Every entry that follows should be repeated exactly; drop the images.

> [Dataset entries]:
=======

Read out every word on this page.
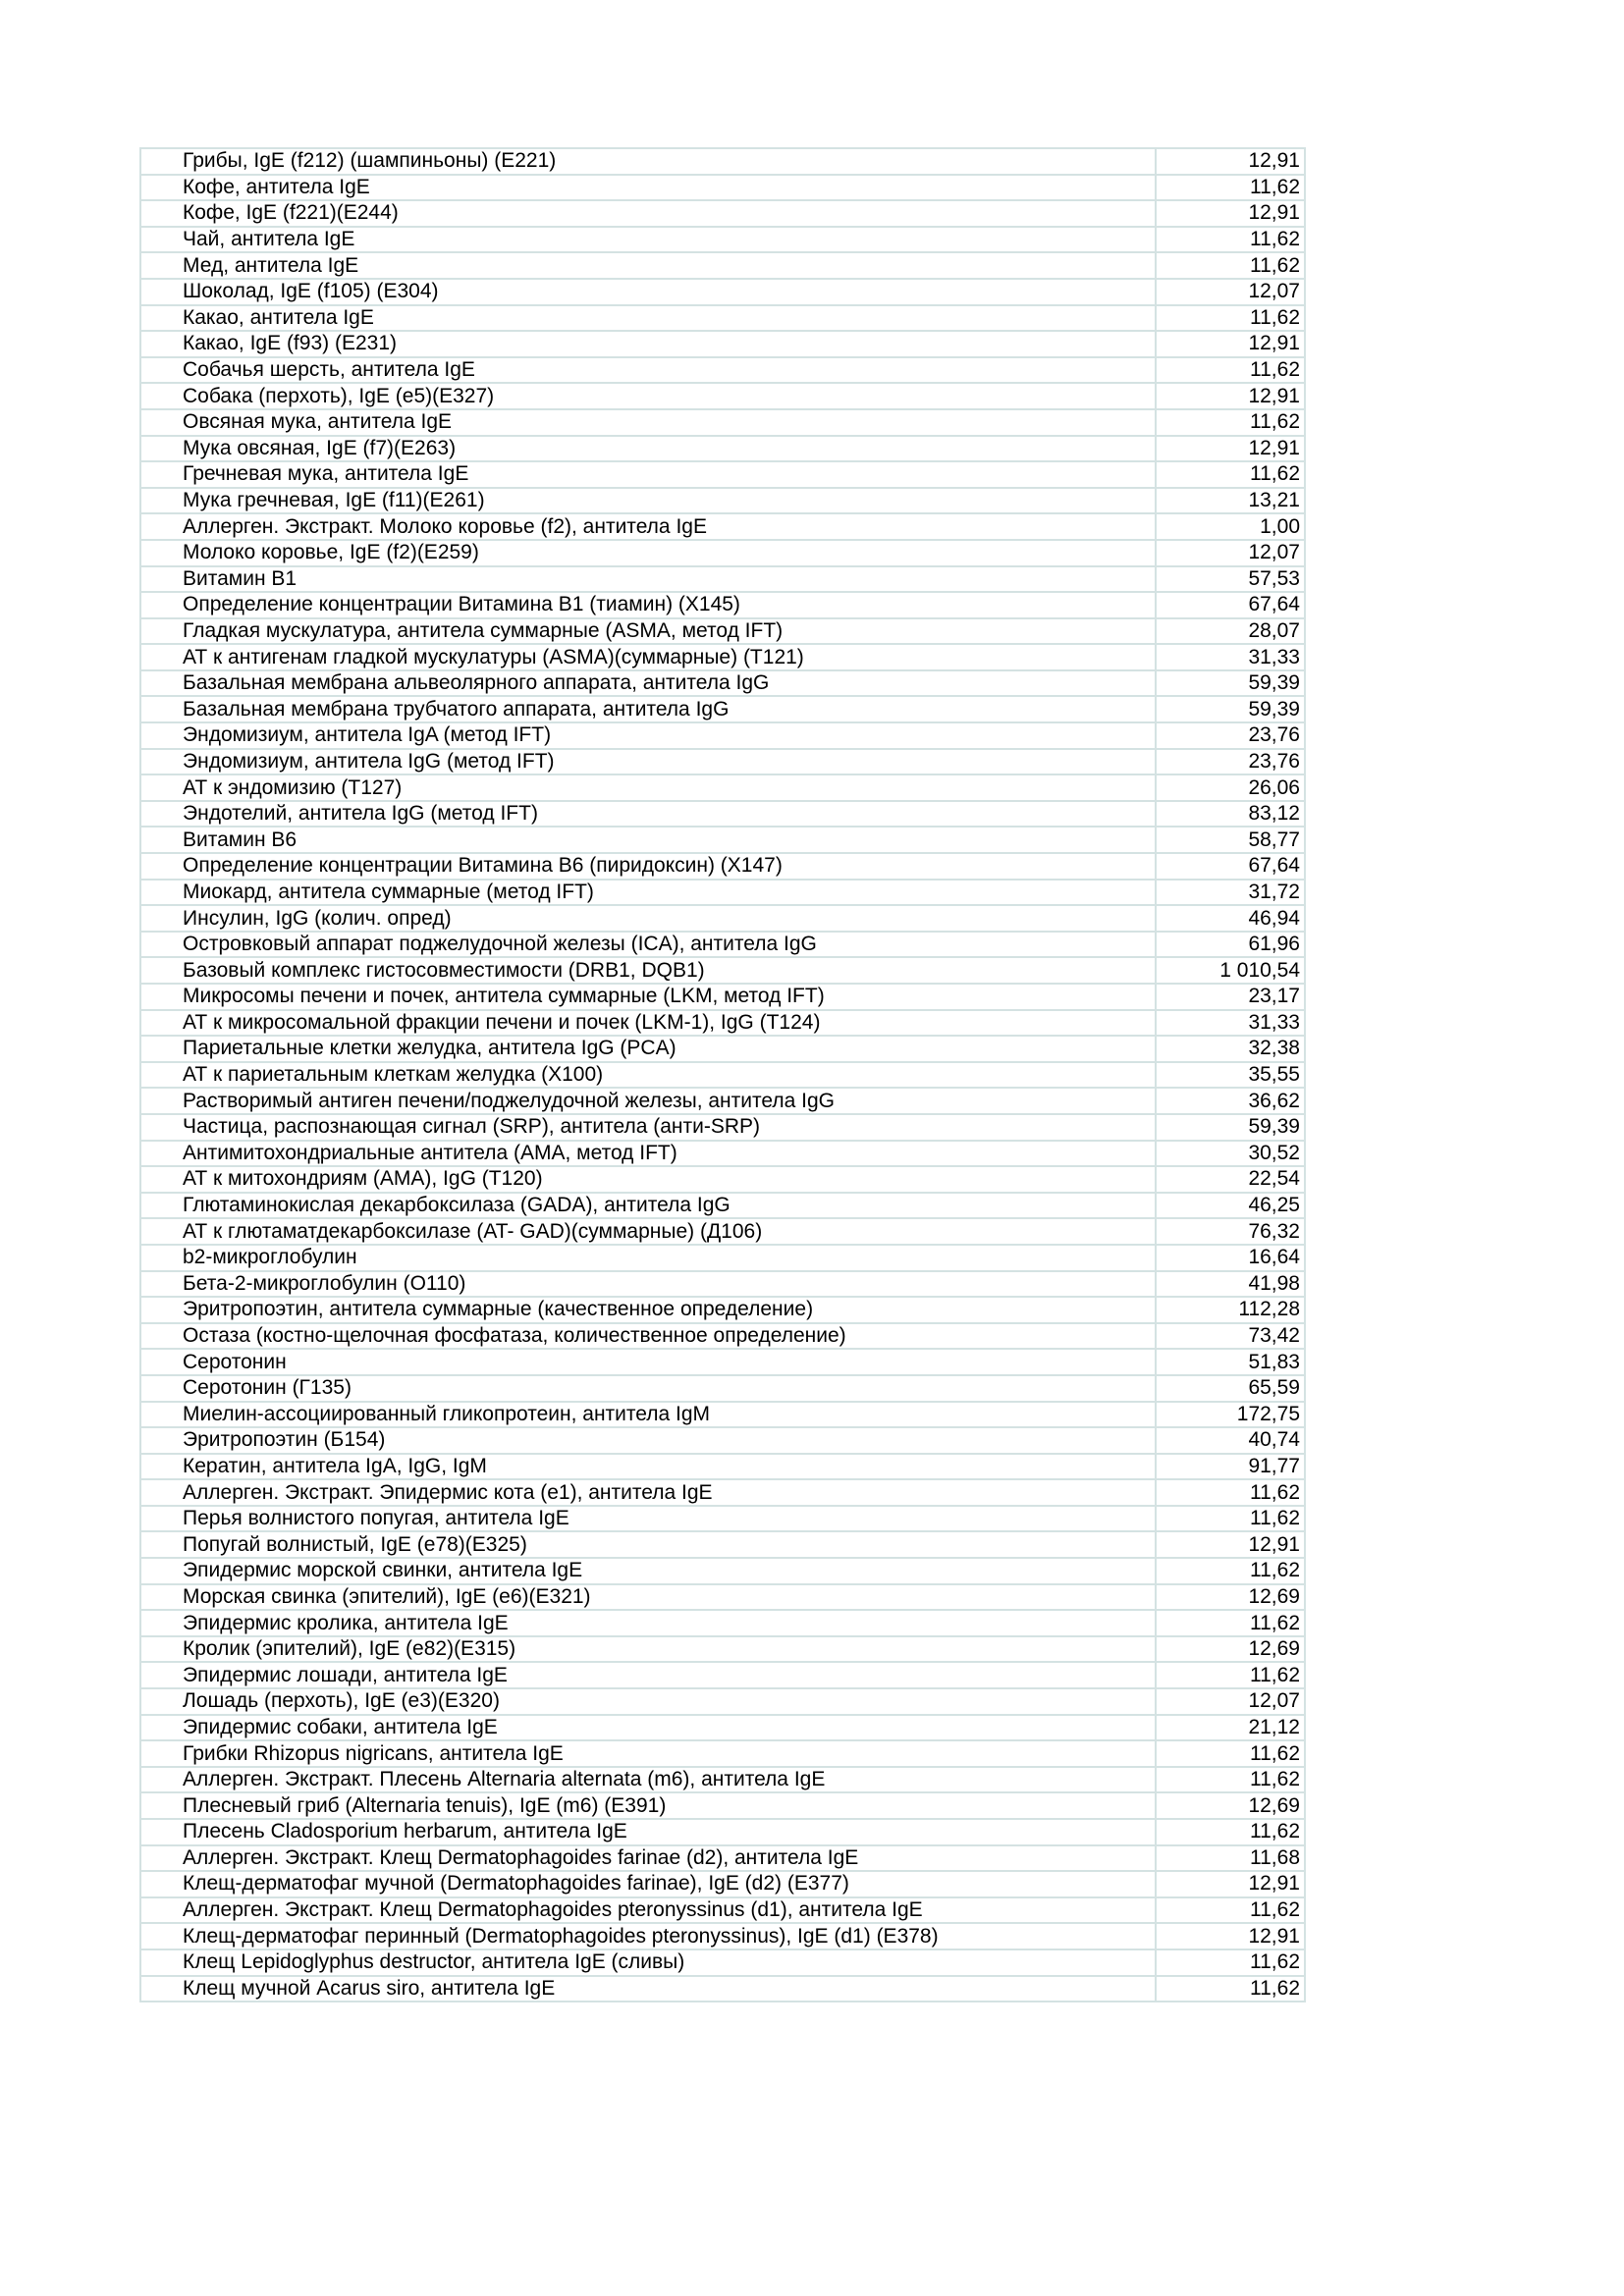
Грибы, IgE (f212) (шампиньоны) (E221)	12,91
Кофе, антитела IgE	11,62
Кофе, IgE (f221)(E244)	12,91
Чай, антитела IgE	11,62
Мед, антитела IgE	11,62
Шоколад, IgE (f105) (E304)	12,07
Какао, антитела IgE	11,62
Какао, IgE (f93) (E231)	12,91
Собачья шерсть, антитела IgE	11,62
Собака (перхоть), IgE (e5)(E327)	12,91
Овсяная мука, антитела IgE	11,62
Мука овсяная, IgE (f7)(E263)	12,91
Гречневая мука, антитела IgE	11,62
Мука гречневая, IgE (f11)(E261)	13,21
Аллерген. Экстракт. Молоко коровье (f2), антитела IgE	1,00
Молоко коровье, IgE (f2)(E259)	12,07
Витамин B1	57,53
Определение концентрации Витамина B1 (тиамин) (X145)	67,64
Гладкая мускулатура, антитела суммарные (ASMA, метод IFT)	28,07
АТ к антигенам гладкой мускулатуры (ASMA)(суммарные) (T121)	31,33
Базальная мембрана альвеолярного аппарата, антитела IgG	59,39
Базальная мембрана трубчатого аппарата, антитела IgG	59,39
Эндомизиум, антитела IgA (метод IFT)	23,76
Эндомизиум, антитела IgG (метод IFT)	23,76
АТ к эндомизию (T127)	26,06
Эндотелий, антитела IgG (метод IFT)	83,12
Витамин B6	58,77
Определение концентрации Витамина B6 (пиридоксин) (X147)	67,64
Миокард, антитела суммарные (метод IFT)	31,72
Инсулин, IgG (колич. опред)	46,94
Островковый аппарат поджелудочной железы (ICA), антитела IgG	61,96
Базовый комплекс гистосовместимости (DRB1, DQB1)	1 010,54
Микросомы печени и почек, антитела суммарные (LKM, метод IFT)	23,17
АТ к микросомальной фракции печени и почек (LKM-1), IgG (T124)	31,33
Париетальные клетки желудка, антитела IgG (PCA)	32,38
АТ к париетальным клеткам желудка (X100)	35,55
Растворимый антиген печени/поджелудочной железы, антитела IgG	36,62
Частица, распознающая сигнал (SRP), антитела (анти-SRP)	59,39
Антимитохондриальные антитела (AMA, метод IFT)	30,52
АТ к митохондриям (AMA), IgG (T120)	22,54
Глютаминокислая декарбоксилаза (GADA), антитела IgG	46,25
АТ к глютаматдекарбоксилазе (AT- GAD)(суммарные) (Д106)	76,32
b2-микроглобулин	16,64
Бета-2-микроглобулин (О110)	41,98
Эритропоэтин, антитела суммарные (качественное определение)	112,28
Остаза (костно-щелочная фосфатаза, количественное определение)	73,42
Серотонин	51,83
Серотонин (Г135)	65,59
Миелин-ассоциированный гликопротеин, антитела IgM	172,75
Эритропоэтин (Б154)	40,74
Кератин, антитела IgA, IgG, IgM	91,77
Аллерген. Экстракт. Эпидермис кота (e1), антитела IgE	11,62
Перья волнистого попугая, антитела IgE	11,62
Попугай волнистый, IgE (e78)(E325)	12,91
Эпидермис морской свинки, антитела IgE	11,62
Морская свинка (эпителий), IgE (e6)(E321)	12,69
Эпидермис кролика, антитела IgE	11,62
Кролик (эпителий), IgE (e82)(E315)	12,69
Эпидермис лошади, антитела IgE	11,62
Лошадь (перхоть), IgE (e3)(E320)	12,07
Эпидермис собаки, антитела IgE	21,12
Грибки Rhizopus nigricans, антитела IgE	11,62
Аллерген. Экстракт. Плесень Alternaria alternata (m6), антитела IgE	11,62
Плесневый гриб (Alternaria tenuis), IgE (m6) (E391)	12,69
Плесень Cladosporium herbarum, антитела IgE	11,62
Аллерген. Экстракт. Клещ Dermatophagoides farinae (d2), антитела IgE	11,68
Клещ-дерматофаг мучной (Dermatophagoides farinae), IgE (d2) (E377)	12,91
Аллерген. Экстракт. Клещ Dermatophagoides pteronyssinus (d1), антитела IgE	11,62
Клещ-дерматофаг перинный (Dermatophagoides pteronyssinus), IgE (d1) (E378)	12,91
Клещ Lepidoglyphus destructor, антитела IgE (сливы)	11,62
Клещ мучной Acarus siro, антитела IgE	11,62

=======

> [FINAL RESULT]:
Read out every word on this page.
Грибы, IgE (f212) (шампиньоны) (E221)	12,91
Кофе, антитела IgE	11,62
Кофе, IgE (f221)(E244)	12,91
Чай, антитела IgE	11,62
Мед, антитела IgE	11,62
Шоколад, IgE (f105) (E304)	12,07
Какао, антитела IgE	11,62
Какао, IgE (f93) (E231)	12,91
Собачья шерсть, антитела IgE	11,62
Собака (перхоть), IgE (e5)(E327)	12,91
Овсяная мука, антитела IgE	11,62
Мука овсяная, IgE (f7)(E263)	12,91
Гречневая мука, антитела IgE	11,62
Мука гречневая, IgE (f11)(E261)	13,21
Аллерген. Экстракт. Молоко коровье (f2), антитела IgE	1,00
Молоко коровье, IgE (f2)(E259)	12,07
Витамин B1	57,53
Определение концентрации Витамина B1 (тиамин) (X145)	67,64
Гладкая мускулатура, антитела суммарные (ASMA, метод IFT)	28,07
АТ к антигенам гладкой мускулатуры (ASMA)(суммарные) (T121)	31,33
Базальная мембрана альвеолярного аппарата, антитела IgG	59,39
Базальная мембрана трубчатого аппарата, антитела IgG	59,39
Эндомизиум, антитела IgA (метод IFT)	23,76
Эндомизиум, антитела IgG (метод IFT)	23,76
АТ к эндомизию (T127)	26,06
Эндотелий, антитела IgG (метод IFT)	83,12
Витамин B6	58,77
Определение концентрации Витамина B6 (пиридоксин) (X147)	67,64
Миокард, антитела суммарные (метод IFT)	31,72
Инсулин, IgG (колич. опред)	46,94
Островковый аппарат поджелудочной железы (ICA), антитела IgG	61,96
Базовый комплекс гистосовместимости (DRB1, DQB1)	1 010,54
Микросомы печени и почек, антитела суммарные (LKM, метод IFT)	23,17
АТ к микросомальной фракции печени и почек (LKM-1), IgG (T124)	31,33
Париетальные клетки желудка, антитела IgG (PCA)	32,38
АТ к париетальным клеткам желудка (X100)	35,55
Растворимый антиген печени/поджелудочной железы, антитела IgG	36,62
Частица, распознающая сигнал (SRP), антитела (анти-SRP)	59,39
Антимитохондриальные антитела (AMA, метод IFT)	30,52
АТ к митохондриям (AMA), IgG (T120)	22,54
Глютаминокислая декарбоксилаза (GADA), антитела IgG	46,25
АТ к глютаматдекарбоксилазе (AT- GAD)(суммарные) (Д106)	76,32
b2-микроглобулин	16,64
Бета-2-микроглобулин (О110)	41,98
Эритропоэтин, антитела суммарные (качественное определение)	112,28
Остаза (костно-щелочная фосфатаза, количественное определение)	73,42
Серотонин	51,83
Серотонин (Г135)	65,59
Миелин-ассоциированный гликопротеин, антитела IgM	172,75
Эритропоэтин (Б154)	40,74
Кератин, антитела IgA, IgG, IgM	91,77
Аллерген. Экстракт. Эпидермис кота (e1), антитела IgE	11,62
Перья волнистого попугая, антитела IgE	11,62
Попугай волнистый, IgE (e78)(E325)	12,91
Эпидермис морской свинки, антитела IgE	11,62
Морская свинка (эпителий), IgE (e6)(E321)	12,69
Эпидермис кролика, антитела IgE	11,62
Кролик (эпителий), IgE (e82)(E315)	12,69
Эпидермис лошади, антитела IgE	11,62
Лошадь (перхоть), IgE (e3)(E320)	12,07
Эпидермис собаки, антитела IgE	21,12
Грибки Rhizopus nigricans, антитела IgE	11,62
Аллерген. Экстракт. Плесень Alternaria alternata (m6), антитела IgE	11,62
Плесневый гриб (Alternaria tenuis), IgE (m6) (E391)	12,69
Плесень Cladosporium herbarum, антитела IgE	11,62
Аллерген. Экстракт. Клещ Dermatophagoides farinae (d2), антитела IgE	11,68
Клещ-дерматофаг мучной (Dermatophagoides farinae), IgE (d2) (E377)	12,91
Аллерген. Экстракт. Клещ Dermatophagoides pteronyssinus (d1), антитела IgE	11,62
Клещ-дерматофаг перинный (Dermatophagoides pteronyssinus), IgE (d1) (E378)	12,91
Клещ Lepidoglyphus destructor, антитела IgE (сливы)	11,62
Клещ мучной Acarus siro, антитела IgE	11,62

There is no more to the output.